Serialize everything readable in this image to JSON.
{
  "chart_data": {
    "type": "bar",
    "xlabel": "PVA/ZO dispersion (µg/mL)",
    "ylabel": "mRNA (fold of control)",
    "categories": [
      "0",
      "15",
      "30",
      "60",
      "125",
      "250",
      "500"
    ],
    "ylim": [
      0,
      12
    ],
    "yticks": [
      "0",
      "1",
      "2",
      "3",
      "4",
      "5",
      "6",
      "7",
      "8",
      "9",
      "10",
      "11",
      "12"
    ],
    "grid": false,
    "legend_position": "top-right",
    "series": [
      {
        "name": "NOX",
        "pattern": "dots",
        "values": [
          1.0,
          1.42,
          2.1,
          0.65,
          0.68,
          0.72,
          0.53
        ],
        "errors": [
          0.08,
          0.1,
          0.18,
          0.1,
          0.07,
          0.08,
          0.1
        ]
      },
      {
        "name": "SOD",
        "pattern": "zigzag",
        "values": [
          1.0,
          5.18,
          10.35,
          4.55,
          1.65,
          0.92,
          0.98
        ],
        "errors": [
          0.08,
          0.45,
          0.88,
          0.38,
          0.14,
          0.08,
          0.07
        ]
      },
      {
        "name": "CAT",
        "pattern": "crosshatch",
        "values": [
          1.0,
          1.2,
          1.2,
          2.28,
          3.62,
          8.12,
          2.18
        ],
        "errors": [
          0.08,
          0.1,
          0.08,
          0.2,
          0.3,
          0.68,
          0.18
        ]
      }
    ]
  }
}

REQUIRED WORK >> Could you return the complete set of entries exactly?

RESPONSE AREA >>
Serialize everything readable in this image to JSON.
{
  "chart_data": {
    "type": "bar",
    "xlabel": "PVA/ZO dispersion (µg/mL)",
    "ylabel": "mRNA (fold of control)",
    "categories": [
      "0",
      "15",
      "30",
      "60",
      "125",
      "250",
      "500"
    ],
    "ylim": [
      0,
      12
    ],
    "yticks": [
      "0",
      "1",
      "2",
      "3",
      "4",
      "5",
      "6",
      "7",
      "8",
      "9",
      "10",
      "11",
      "12"
    ],
    "grid": false,
    "legend_position": "top-right",
    "series": [
      {
        "name": "NOX",
        "pattern": "dots",
        "values": [
          1.0,
          1.42,
          2.1,
          0.65,
          0.68,
          0.72,
          0.53
        ],
        "errors": [
          0.08,
          0.1,
          0.18,
          0.1,
          0.07,
          0.08,
          0.1
        ]
      },
      {
        "name": "SOD",
        "pattern": "zigzag",
        "values": [
          1.0,
          5.18,
          10.35,
          4.55,
          1.65,
          0.92,
          0.98
        ],
        "errors": [
          0.08,
          0.45,
          0.88,
          0.38,
          0.14,
          0.08,
          0.07
        ]
      },
      {
        "name": "CAT",
        "pattern": "crosshatch",
        "values": [
          1.0,
          1.2,
          1.2,
          2.28,
          3.62,
          8.12,
          2.18
        ],
        "errors": [
          0.08,
          0.1,
          0.08,
          0.2,
          0.3,
          0.68,
          0.18
        ]
      }
    ]
  }
}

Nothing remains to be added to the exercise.